→ Records to use:
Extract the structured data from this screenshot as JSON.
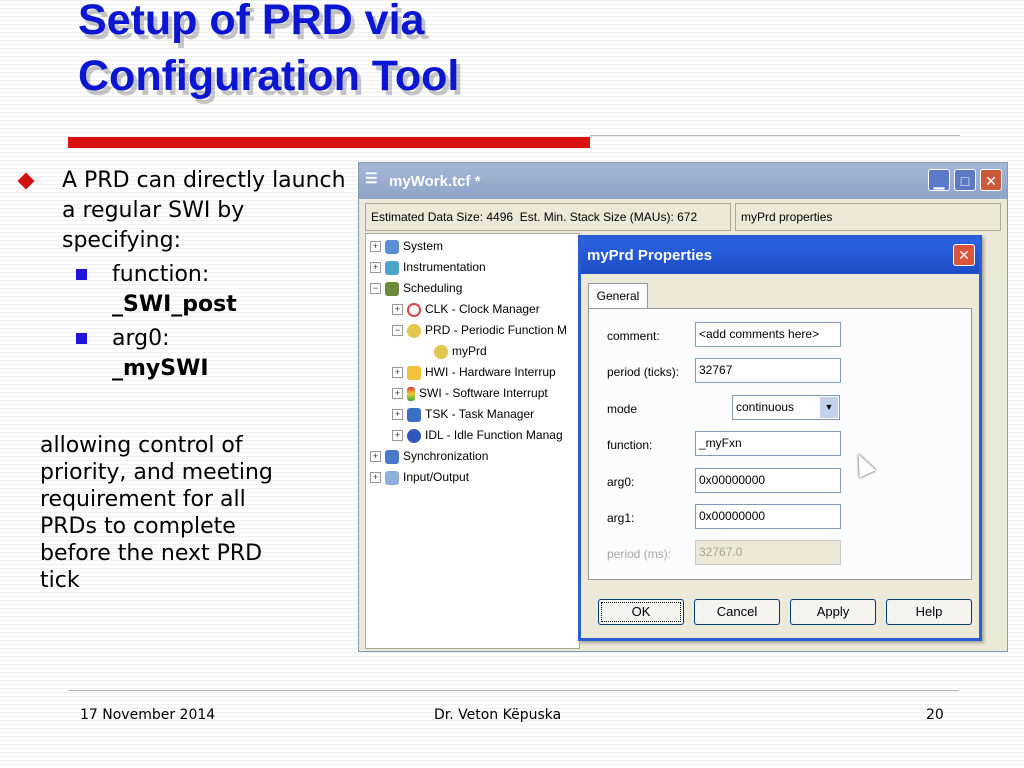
{
  "slide": {
    "title_line1": "Setup of PRD via",
    "title_line2": "Configuration Tool",
    "bullet_main": "A PRD can directly launch a regular SWI by specifying:",
    "sub1_label": "function:",
    "sub1_value": "_SWI_post",
    "sub2_label": "arg0:",
    "sub2_value": "_mySWI",
    "para_lines": [
      "allowing control of",
      "priority, and meeting",
      "requirement for all",
      "PRDs to complete",
      "before the next PRD",
      "tick"
    ]
  },
  "footer": {
    "date": "17 November 2014",
    "author": "Dr. Veton Këpuska",
    "page": "20"
  },
  "screenshot": {
    "window_title": "myWork.tcf *",
    "status_data_size": "Estimated Data Size: 4496",
    "status_stack_size": "Est. Min. Stack Size (MAUs): 672",
    "status_props": "myPrd properties",
    "tree": [
      {
        "label": "System",
        "icon": "system-icon"
      },
      {
        "label": "Instrumentation",
        "icon": "instrumentation-icon"
      },
      {
        "label": "Scheduling",
        "icon": "scheduling-icon"
      },
      {
        "label": "CLK - Clock Manager",
        "icon": "clock-icon"
      },
      {
        "label": "PRD - Periodic Function M",
        "icon": "prd-icon"
      },
      {
        "label": "myPrd",
        "icon": "prd-icon"
      },
      {
        "label": "HWI - Hardware Interrup",
        "icon": "hand-icon"
      },
      {
        "label": "SWI - Software Interrupt",
        "icon": "traffic-light-icon"
      },
      {
        "label": "TSK - Task Manager",
        "icon": "task-icon"
      },
      {
        "label": "IDL - Idle Function Manag",
        "icon": "idle-icon"
      },
      {
        "label": "Synchronization",
        "icon": "sync-icon"
      },
      {
        "label": "Input/Output",
        "icon": "io-icon"
      }
    ],
    "dialog": {
      "title": "myPrd Properties",
      "tab": "General",
      "comment_label": "comment:",
      "comment_value": "<add comments here>",
      "period_label": "period (ticks):",
      "period_value": "32767",
      "mode_label": "mode",
      "mode_value": "continuous",
      "function_label": "function:",
      "function_value": "_myFxn",
      "arg0_label": "arg0:",
      "arg0_value": "0x00000000",
      "arg1_label": "arg1:",
      "arg1_value": "0x00000000",
      "period_ms_label": "period (ms):",
      "period_ms_value": "32767.0",
      "ok": "OK",
      "cancel": "Cancel",
      "apply": "Apply",
      "help": "Help"
    }
  },
  "colors": {
    "title": "#0a16d2",
    "accent_red": "#d91111",
    "sub_bullet": "#1f15d6",
    "dialog_title": "#2a63e0"
  }
}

→ Written problem: Only lines with the word "myPrd" are wanted, so copy each one from the records.

→ Written response:
    "status_props": "myPrd properties",
        "label": "myPrd",
      "title": "myPrd Properties",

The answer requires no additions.